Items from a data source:
=======
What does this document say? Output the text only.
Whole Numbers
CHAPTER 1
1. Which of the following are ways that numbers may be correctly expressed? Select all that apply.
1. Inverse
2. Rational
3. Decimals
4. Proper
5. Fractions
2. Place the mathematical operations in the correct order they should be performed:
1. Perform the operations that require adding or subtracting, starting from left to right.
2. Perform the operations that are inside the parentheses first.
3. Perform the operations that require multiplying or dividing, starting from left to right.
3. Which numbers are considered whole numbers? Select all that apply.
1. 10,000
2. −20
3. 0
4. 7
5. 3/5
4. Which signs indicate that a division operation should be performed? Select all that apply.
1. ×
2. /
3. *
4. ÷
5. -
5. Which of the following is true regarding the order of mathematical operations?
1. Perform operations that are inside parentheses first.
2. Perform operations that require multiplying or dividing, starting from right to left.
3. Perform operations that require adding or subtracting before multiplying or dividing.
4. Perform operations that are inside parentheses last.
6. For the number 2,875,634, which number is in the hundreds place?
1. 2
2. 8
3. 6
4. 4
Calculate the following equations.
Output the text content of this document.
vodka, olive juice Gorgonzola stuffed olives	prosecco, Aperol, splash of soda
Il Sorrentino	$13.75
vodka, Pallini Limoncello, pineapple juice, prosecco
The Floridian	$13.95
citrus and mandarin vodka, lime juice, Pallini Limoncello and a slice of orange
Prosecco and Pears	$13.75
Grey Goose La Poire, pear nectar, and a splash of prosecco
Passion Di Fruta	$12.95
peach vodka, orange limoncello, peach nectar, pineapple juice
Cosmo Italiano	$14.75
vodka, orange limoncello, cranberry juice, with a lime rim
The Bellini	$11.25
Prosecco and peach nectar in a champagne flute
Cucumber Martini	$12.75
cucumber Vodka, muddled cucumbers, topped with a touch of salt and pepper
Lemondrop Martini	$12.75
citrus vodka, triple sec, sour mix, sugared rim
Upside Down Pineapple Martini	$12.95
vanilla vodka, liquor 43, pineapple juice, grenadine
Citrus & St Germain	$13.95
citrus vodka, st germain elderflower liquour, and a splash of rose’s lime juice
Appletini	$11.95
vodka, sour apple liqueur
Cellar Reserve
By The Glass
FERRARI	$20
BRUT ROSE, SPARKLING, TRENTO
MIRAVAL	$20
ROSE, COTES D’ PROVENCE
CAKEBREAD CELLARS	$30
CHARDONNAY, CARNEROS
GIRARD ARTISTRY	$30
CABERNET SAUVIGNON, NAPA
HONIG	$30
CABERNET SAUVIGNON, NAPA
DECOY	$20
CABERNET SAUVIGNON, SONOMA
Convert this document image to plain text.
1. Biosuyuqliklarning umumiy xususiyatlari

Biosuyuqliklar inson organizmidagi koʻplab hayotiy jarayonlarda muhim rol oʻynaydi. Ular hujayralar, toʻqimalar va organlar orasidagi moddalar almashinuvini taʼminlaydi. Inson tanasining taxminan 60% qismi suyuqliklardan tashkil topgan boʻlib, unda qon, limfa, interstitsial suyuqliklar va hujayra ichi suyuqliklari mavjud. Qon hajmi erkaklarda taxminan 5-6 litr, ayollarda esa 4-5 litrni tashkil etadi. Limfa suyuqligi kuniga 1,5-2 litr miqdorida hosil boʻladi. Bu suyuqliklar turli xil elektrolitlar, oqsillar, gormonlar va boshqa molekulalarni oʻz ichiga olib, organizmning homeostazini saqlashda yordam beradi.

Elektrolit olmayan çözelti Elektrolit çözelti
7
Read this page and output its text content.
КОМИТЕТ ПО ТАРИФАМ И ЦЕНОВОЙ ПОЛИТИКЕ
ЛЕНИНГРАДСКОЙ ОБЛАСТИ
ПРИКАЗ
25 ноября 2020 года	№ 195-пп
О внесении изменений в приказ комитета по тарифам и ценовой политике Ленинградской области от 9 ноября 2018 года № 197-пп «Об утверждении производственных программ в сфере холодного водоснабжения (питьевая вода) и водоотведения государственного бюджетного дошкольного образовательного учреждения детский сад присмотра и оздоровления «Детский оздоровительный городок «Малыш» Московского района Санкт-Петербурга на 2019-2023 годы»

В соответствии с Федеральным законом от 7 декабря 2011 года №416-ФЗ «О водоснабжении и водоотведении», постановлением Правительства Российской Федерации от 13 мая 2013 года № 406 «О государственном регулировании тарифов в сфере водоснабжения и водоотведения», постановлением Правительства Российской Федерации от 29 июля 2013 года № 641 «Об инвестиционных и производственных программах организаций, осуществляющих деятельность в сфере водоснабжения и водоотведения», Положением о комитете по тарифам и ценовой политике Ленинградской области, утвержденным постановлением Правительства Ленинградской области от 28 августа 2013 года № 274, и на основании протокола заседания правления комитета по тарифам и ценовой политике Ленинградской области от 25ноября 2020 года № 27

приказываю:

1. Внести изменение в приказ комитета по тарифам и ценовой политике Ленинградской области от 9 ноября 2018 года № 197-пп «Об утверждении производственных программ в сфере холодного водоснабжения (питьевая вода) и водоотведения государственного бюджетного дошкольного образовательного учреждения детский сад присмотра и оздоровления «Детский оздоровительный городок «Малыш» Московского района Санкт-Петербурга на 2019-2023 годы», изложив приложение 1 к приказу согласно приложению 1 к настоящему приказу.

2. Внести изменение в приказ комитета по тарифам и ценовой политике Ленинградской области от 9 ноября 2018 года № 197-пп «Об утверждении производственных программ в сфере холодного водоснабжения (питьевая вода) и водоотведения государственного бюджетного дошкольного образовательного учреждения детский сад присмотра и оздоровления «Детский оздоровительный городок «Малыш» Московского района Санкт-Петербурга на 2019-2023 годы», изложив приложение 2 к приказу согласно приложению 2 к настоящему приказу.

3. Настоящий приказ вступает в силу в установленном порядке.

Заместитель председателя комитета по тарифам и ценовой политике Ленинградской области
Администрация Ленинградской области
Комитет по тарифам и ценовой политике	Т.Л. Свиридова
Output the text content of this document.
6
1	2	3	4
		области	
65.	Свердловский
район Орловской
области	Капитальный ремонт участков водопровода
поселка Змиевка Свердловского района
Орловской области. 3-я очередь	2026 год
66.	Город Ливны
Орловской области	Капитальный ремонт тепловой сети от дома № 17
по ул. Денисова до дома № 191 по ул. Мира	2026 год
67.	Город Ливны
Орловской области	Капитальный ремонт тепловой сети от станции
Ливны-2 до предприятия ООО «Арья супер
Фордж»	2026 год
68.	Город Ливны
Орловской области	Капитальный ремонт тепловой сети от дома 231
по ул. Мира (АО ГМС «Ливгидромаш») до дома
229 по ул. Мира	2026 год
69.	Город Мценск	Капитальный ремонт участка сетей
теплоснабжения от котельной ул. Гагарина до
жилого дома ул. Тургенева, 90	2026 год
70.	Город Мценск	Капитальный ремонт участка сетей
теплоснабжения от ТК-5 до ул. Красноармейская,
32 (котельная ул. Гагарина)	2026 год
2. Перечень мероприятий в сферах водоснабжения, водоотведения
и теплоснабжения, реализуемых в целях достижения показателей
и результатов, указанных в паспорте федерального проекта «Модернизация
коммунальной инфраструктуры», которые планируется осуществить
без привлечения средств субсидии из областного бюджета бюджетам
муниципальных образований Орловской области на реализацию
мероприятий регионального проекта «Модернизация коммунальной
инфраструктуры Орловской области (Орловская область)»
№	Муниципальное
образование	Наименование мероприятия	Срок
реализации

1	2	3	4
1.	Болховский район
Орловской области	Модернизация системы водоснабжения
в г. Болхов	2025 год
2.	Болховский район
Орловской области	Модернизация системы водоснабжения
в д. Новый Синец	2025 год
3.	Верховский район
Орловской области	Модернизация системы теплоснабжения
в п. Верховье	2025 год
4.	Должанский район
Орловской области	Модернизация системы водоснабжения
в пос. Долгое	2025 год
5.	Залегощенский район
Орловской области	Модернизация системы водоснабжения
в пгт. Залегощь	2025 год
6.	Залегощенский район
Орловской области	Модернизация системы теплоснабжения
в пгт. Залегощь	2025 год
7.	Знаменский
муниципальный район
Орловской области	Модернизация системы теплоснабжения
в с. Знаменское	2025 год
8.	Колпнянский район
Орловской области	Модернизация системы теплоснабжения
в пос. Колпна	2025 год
=======
EXERCISE DIRECTIONS: Reproduce each line of the material containing the word "участка".

THE REPLY:
69.	Город Мценск	Капитальный ремонт участка сетей
70.	Город Мценск	Капитальный ремонт участка сетей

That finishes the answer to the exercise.